Pick out each line below containing "Systemy".

Extracted data entries:
---
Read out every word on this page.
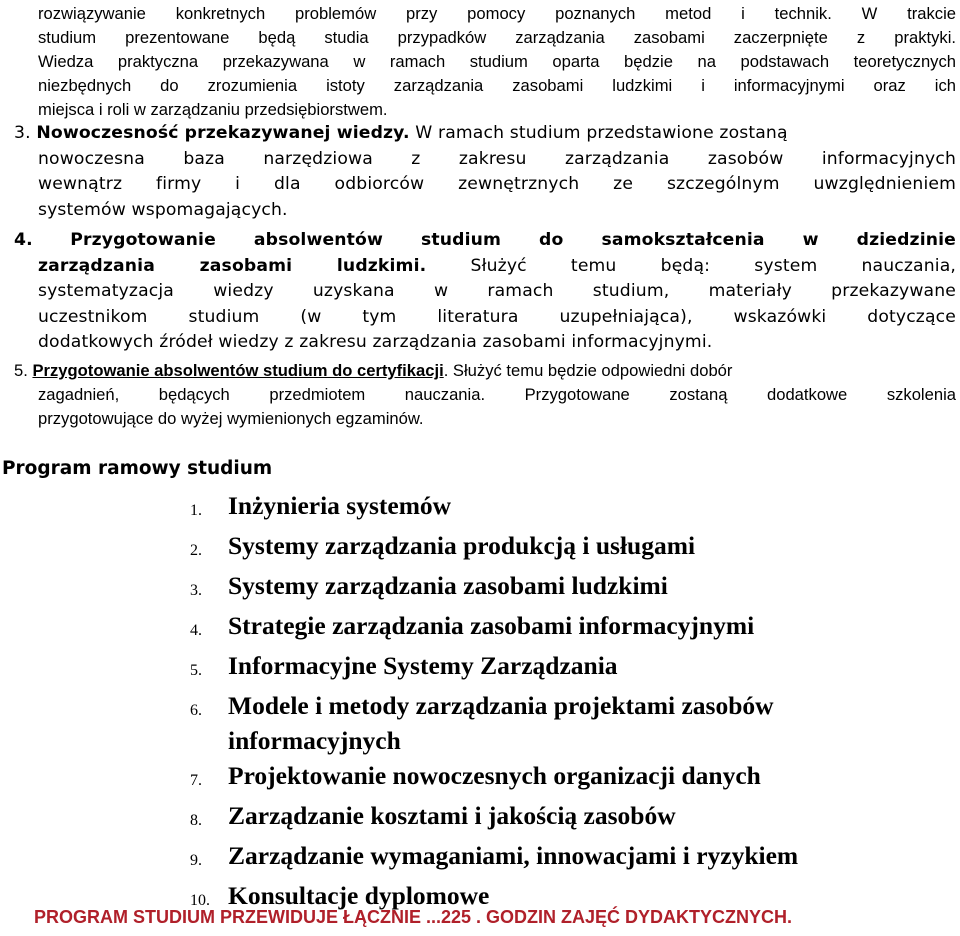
rozwiązywanie konkretnych problemów przy pomocy poznanych metod i technik. W trakcie
studium prezentowane będą studia przypadków zarządzania zasobami zaczerpnięte z praktyki.
Wiedza praktyczna przekazywana w ramach studium oparta będzie na podstawach teoretycznych
niezbędnych do zrozumienia istoty zarządzania zasobami ludzkimi i informacyjnymi oraz ich
miejsca i roli w zarządzaniu przedsiębiorstwem.
3. Nowoczesność przekazywanej wiedzy. W ramach studium przedstawione zostaną
nowoczesna baza narzędziowa z zakresu zarządzania zasobów informacyjnych
wewnątrz firmy i dla odbiorców zewnętrznych ze szczególnym uwzględnieniem
systemów wspomagających.
4. Przygotowanie absolwentów studium do samokształcenia w dziedzinie
zarządzania zasobami ludzkimi. Służyć temu będą: system nauczania,
systematyzacja wiedzy uzyskana w ramach studium, materiały przekazywane
uczestnikom studium (w tym literatura uzupełniająca), wskazówki dotyczące
dodatkowych źródeł wiedzy z zakresu zarządzania zasobami informacyjnymi.
5. Przygotowanie absolwentów studium do certyfikacji. Służyć temu będzie odpowiedni dobór
zagadnień, będących przedmiotem nauczania. Przygotowane zostaną dodatkowe szkolenia
przygotowujące do wyżej wymienionych egzaminów.
Program ramowy studium
1.	Inżynieria systemów
2.	Systemy zarządzania produkcją i usługami
3.	Systemy zarządzania zasobami ludzkimi
4.	Strategie zarządzania zasobami informacyjnymi
5.	Informacyjne Systemy Zarządzania
6.	Modele i metody zarządzania projektami zasobów informacyjnych
7.	Projektowanie nowoczesnych organizacji danych
8.	Zarządzanie kosztami i jakością zasobów
9.	Zarządzanie wymaganiami, innowacjami i ryzykiem
10. Konsultacje dyplomowe
PROGRAM STUDIUM PRZEWIDUJE ŁĄCZNIE ...225 . GODZIN ZAJĘĆ DYDAKTYCZNYCH.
---
**EXERCISE RESPONSE:**
2.	Systemy zarządzania produkcją i usługami
3.	Systemy zarządzania zasobami ludzkimi
5.	Informacyjne Systemy Zarządzania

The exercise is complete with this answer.